§ **TASK REQUIREMENTS**:
Each line of the data that includes the string "elemental" is to be copied out.
:: LISTED RECORDS
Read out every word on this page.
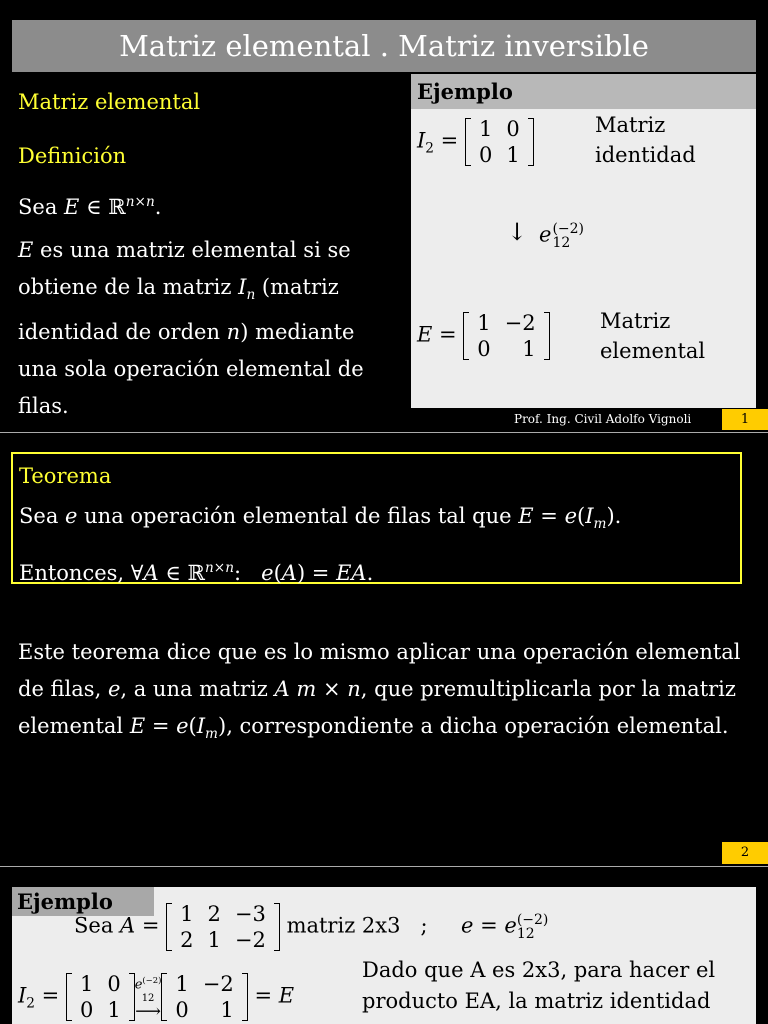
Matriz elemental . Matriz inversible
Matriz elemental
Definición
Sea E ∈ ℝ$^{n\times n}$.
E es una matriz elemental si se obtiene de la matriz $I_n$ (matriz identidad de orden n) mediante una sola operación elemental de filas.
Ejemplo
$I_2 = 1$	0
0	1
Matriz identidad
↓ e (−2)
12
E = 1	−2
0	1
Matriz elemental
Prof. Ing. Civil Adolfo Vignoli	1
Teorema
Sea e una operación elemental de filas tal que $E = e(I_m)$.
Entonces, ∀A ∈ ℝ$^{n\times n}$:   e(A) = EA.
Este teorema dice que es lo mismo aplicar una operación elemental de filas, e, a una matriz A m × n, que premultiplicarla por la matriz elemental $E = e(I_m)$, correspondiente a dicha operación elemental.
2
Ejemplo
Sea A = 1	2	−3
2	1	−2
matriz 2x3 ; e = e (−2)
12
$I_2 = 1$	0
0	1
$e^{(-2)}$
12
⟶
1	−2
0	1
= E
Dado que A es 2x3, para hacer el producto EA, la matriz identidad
::::
§ **WRITTEN RESPONSE**:
Matriz elemental . Matriz inversible
Matriz elemental
E es una matriz elemental si se obtiene de la matriz $I_n$ (matriz identidad de orden n) mediante una sola operación elemental de filas.
Matriz elemental
Sea e una operación elemental de filas tal que $E = e(I_m)$.
Este teorema dice que es lo mismo aplicar una operación elemental de filas, e, a una matriz A m × n, que premultiplicarla por la matriz elemental $E = e(I_m)$, correspondiente a dicha operación elemental.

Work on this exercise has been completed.